→ **GIVEN PROBLEM**: From the entries that follow, list every line in which the string "color" appears.
* Start *
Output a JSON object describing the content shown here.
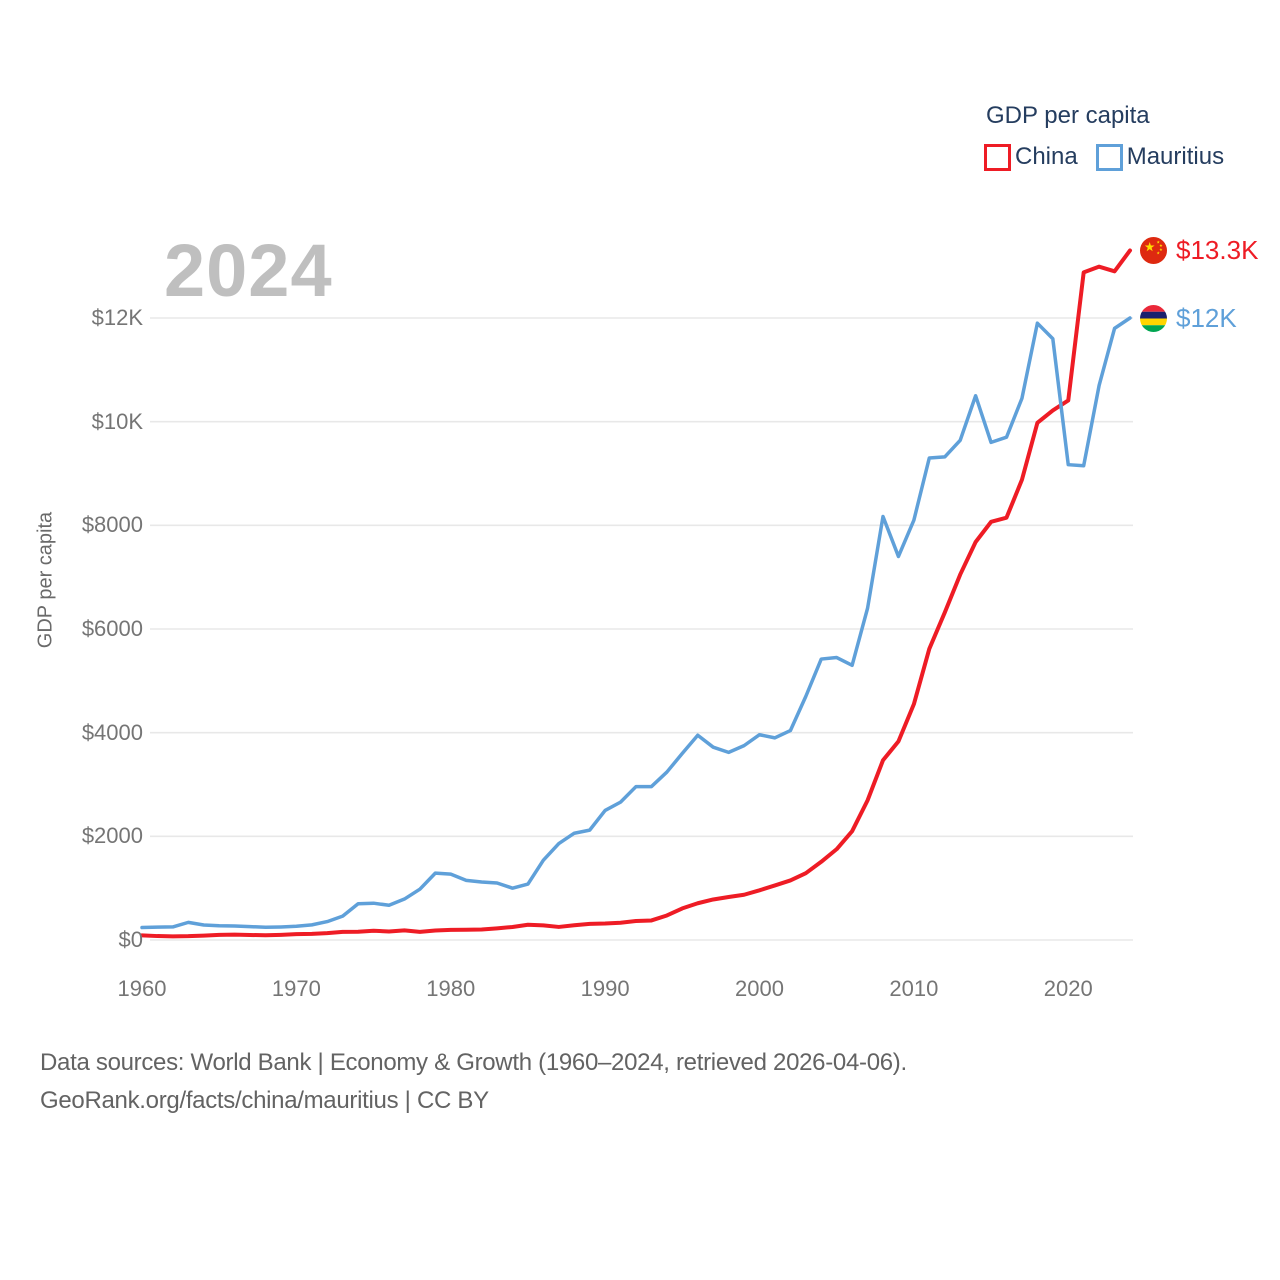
{
  "watermark": "2024",
  "legend": {
    "title": "GDP per capita",
    "items": [
      {
        "label": "China",
        "color": "#ee1c25"
      },
      {
        "label": "Mauritius",
        "color": "#5fa0d9"
      }
    ]
  },
  "end_labels": [
    {
      "series": "China",
      "flag_icon": "china-flag-icon",
      "text": "$13.3K",
      "color": "#ee1c25"
    },
    {
      "series": "Mauritius",
      "flag_icon": "mauritius-flag-icon",
      "text": "$12K",
      "color": "#5fa0d9"
    }
  ],
  "y_axis": {
    "title": "GDP per capita",
    "ticks": [
      {
        "label": "$0",
        "value": 0
      },
      {
        "label": "$2000",
        "value": 2000
      },
      {
        "label": "$4000",
        "value": 4000
      },
      {
        "label": "$6000",
        "value": 6000
      },
      {
        "label": "$8000",
        "value": 8000
      },
      {
        "label": "$10K",
        "value": 10000
      },
      {
        "label": "$12K",
        "value": 12000
      }
    ]
  },
  "x_axis": {
    "ticks": [
      {
        "label": "1960",
        "value": 1960
      },
      {
        "label": "1970",
        "value": 1970
      },
      {
        "label": "1980",
        "value": 1980
      },
      {
        "label": "1990",
        "value": 1990
      },
      {
        "label": "2000",
        "value": 2000
      },
      {
        "label": "2010",
        "value": 2010
      },
      {
        "label": "2020",
        "value": 2020
      }
    ]
  },
  "footer": {
    "line1": "Data sources: World Bank | Economy & Growth (1960–2024, retrieved 2026-04-06).",
    "line2": "GeoRank.org/facts/china/mauritius | CC BY"
  },
  "chart_data": {
    "type": "line",
    "title": "GDP per capita",
    "ylabel": "GDP per capita",
    "xlim": [
      1960,
      2024
    ],
    "ylim": [
      0,
      12700
    ],
    "grid": true,
    "legend_position": "top-right",
    "x": [
      1960,
      1961,
      1962,
      1963,
      1964,
      1965,
      1966,
      1967,
      1968,
      1969,
      1970,
      1971,
      1972,
      1973,
      1974,
      1975,
      1976,
      1977,
      1978,
      1979,
      1980,
      1981,
      1982,
      1983,
      1984,
      1985,
      1986,
      1987,
      1988,
      1989,
      1990,
      1991,
      1992,
      1993,
      1994,
      1995,
      1996,
      1997,
      1998,
      1999,
      2000,
      2001,
      2002,
      2003,
      2004,
      2005,
      2006,
      2007,
      2008,
      2009,
      2010,
      2011,
      2012,
      2013,
      2014,
      2015,
      2016,
      2017,
      2018,
      2019,
      2020,
      2021,
      2022,
      2023,
      2024
    ],
    "series": [
      {
        "name": "China",
        "color": "#ee1c25",
        "end_value_label": "$13.3K",
        "values": [
          90,
          76,
          71,
          74,
          85,
          98,
          104,
          97,
          91,
          100,
          113,
          119,
          132,
          157,
          160,
          178,
          165,
          185,
          156,
          184,
          195,
          197,
          203,
          225,
          251,
          294,
          282,
          252,
          284,
          311,
          318,
          333,
          366,
          377,
          473,
          610,
          709,
          782,
          829,
          873,
          959,
          1053,
          1149,
          1289,
          1509,
          1753,
          2099,
          2694,
          3468,
          3832,
          4550,
          5618,
          6317,
          7050,
          7679,
          8067,
          8148,
          8879,
          9977,
          10217,
          10409,
          12880,
          12990,
          12900,
          13303
        ]
      },
      {
        "name": "Mauritius",
        "color": "#5fa0d9",
        "end_value_label": "$12K",
        "values": [
          240,
          248,
          253,
          340,
          290,
          275,
          270,
          258,
          245,
          252,
          265,
          292,
          355,
          460,
          700,
          710,
          670,
          790,
          980,
          1290,
          1270,
          1150,
          1120,
          1100,
          1000,
          1080,
          1540,
          1860,
          2060,
          2120,
          2500,
          2660,
          2960,
          2960,
          3240,
          3600,
          3950,
          3720,
          3620,
          3750,
          3960,
          3900,
          4040,
          4700,
          5420,
          5450,
          5300,
          6400,
          8170,
          7400,
          8100,
          9300,
          9320,
          9640,
          10500,
          9600,
          9700,
          10450,
          11900,
          11600,
          9170,
          9150,
          10700,
          11800,
          12000
        ]
      }
    ]
  }
}
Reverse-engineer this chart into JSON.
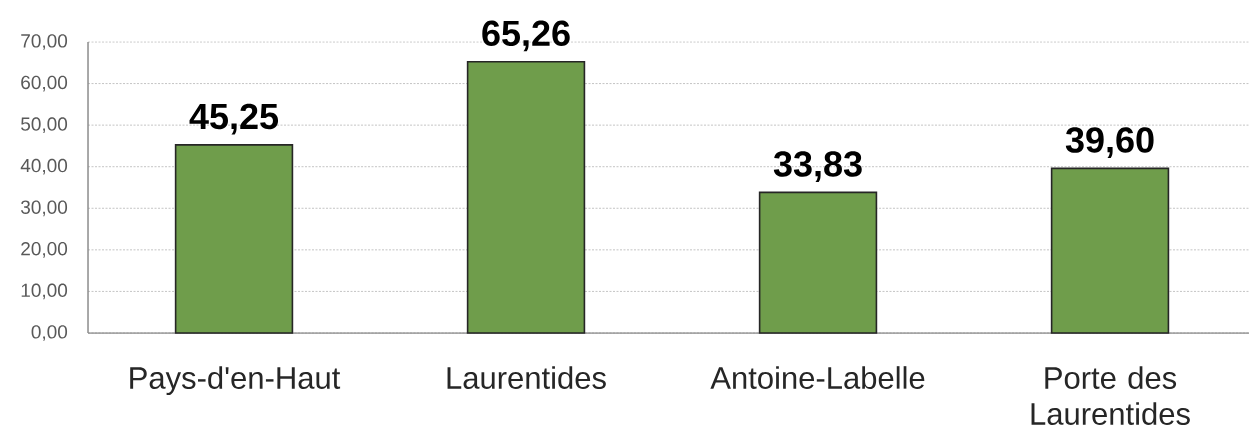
{
  "chart_data": {
    "type": "bar",
    "categories": [
      "Pays-d'en-Haut",
      "Laurentides",
      "Antoine-Labelle",
      "Porte des Laurentides"
    ],
    "values": [
      45.25,
      65.26,
      33.83,
      39.6
    ],
    "value_labels": [
      "45,25",
      "65,26",
      "33,83",
      "39,60"
    ],
    "color": "#6f9d4b",
    "ylim": [
      0,
      70
    ],
    "yticks": [
      {
        "value": 0,
        "label": "0,00"
      },
      {
        "value": 10,
        "label": "10,00"
      },
      {
        "value": 20,
        "label": "20,00"
      },
      {
        "value": 30,
        "label": "30,00"
      },
      {
        "value": 40,
        "label": "40,00"
      },
      {
        "value": 50,
        "label": "50,00"
      },
      {
        "value": 60,
        "label": "60,00"
      },
      {
        "value": 70,
        "label": "70,00"
      }
    ],
    "grid": "y"
  }
}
* End *
→ **FINISHED EXERCISE**:
        "color": "#ee1c25"
        "color": "#5fa0d9"
      "color": "#ee1c25"
      "color": "#5fa0d9"
        "color": "#ee1c25",
        "color": "#5fa0d9",
    "color": "#6f9d4b",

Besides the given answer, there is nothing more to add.